→ Directive
How many lines hold the string "Natural"? Reply with the number alone.

→ Data supplied
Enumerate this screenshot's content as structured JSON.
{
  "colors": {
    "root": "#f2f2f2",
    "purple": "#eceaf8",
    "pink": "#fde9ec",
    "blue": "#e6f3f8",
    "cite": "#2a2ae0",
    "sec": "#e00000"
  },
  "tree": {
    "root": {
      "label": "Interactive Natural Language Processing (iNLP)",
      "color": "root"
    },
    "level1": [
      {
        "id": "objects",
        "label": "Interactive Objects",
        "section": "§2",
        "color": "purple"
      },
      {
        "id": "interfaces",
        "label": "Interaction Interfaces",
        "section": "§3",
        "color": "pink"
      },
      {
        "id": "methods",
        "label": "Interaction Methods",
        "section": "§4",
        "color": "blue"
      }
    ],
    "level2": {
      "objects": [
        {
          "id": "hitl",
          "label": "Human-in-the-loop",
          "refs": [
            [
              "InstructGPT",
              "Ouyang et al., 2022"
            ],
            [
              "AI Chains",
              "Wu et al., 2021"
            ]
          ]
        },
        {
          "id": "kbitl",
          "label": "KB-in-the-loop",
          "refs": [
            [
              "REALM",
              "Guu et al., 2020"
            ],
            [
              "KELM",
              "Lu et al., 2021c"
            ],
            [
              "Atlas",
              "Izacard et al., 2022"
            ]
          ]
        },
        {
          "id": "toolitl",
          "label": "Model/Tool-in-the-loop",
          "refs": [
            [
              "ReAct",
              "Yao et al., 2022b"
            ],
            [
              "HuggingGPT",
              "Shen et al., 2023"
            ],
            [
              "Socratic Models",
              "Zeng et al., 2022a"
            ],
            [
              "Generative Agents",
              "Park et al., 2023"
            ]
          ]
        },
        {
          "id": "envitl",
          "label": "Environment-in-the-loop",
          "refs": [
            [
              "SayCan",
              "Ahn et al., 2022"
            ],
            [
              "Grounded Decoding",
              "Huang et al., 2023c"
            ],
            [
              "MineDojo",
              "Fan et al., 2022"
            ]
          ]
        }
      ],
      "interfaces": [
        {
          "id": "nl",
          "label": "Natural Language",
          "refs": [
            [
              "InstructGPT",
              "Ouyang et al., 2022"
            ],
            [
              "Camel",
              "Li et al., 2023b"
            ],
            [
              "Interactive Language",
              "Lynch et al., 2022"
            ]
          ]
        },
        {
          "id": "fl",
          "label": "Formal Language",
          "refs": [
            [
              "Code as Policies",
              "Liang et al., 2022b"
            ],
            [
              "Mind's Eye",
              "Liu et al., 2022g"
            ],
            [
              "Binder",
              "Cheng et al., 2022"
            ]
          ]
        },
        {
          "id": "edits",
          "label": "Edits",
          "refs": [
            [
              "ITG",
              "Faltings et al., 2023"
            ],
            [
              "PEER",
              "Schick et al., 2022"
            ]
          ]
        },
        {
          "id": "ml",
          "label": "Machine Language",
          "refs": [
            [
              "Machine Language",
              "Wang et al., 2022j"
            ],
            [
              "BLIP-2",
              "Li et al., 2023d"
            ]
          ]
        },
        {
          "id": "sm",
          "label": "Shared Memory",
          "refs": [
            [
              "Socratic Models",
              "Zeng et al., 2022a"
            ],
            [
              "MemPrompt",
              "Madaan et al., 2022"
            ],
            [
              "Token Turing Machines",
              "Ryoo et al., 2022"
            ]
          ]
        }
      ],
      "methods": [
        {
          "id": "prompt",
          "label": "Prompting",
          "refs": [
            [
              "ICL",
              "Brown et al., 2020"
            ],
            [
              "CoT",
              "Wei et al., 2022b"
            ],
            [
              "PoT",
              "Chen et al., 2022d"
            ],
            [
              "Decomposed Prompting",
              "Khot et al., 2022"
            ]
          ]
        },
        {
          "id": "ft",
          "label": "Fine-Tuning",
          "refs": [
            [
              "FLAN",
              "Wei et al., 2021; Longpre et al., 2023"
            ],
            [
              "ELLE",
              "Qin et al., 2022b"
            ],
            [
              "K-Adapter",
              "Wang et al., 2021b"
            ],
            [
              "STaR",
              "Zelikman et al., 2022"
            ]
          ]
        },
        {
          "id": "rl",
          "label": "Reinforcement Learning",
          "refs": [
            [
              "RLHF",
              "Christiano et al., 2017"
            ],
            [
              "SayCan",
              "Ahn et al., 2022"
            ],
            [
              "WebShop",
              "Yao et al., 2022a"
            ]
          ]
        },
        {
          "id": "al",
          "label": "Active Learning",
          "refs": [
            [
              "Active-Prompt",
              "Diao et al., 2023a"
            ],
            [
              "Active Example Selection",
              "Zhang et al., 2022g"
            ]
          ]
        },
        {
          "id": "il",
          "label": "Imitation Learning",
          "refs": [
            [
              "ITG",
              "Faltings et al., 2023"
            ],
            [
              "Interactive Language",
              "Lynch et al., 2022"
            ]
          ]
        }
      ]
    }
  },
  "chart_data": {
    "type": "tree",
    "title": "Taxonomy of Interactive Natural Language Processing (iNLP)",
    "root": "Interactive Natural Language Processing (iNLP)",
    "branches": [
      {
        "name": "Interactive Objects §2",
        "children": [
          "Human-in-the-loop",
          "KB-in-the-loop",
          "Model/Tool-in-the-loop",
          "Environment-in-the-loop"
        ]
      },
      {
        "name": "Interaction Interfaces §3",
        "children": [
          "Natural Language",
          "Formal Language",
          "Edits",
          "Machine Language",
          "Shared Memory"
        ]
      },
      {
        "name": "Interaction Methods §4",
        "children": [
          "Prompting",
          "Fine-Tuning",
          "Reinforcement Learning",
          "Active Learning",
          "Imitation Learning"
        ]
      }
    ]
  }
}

→ Response below
5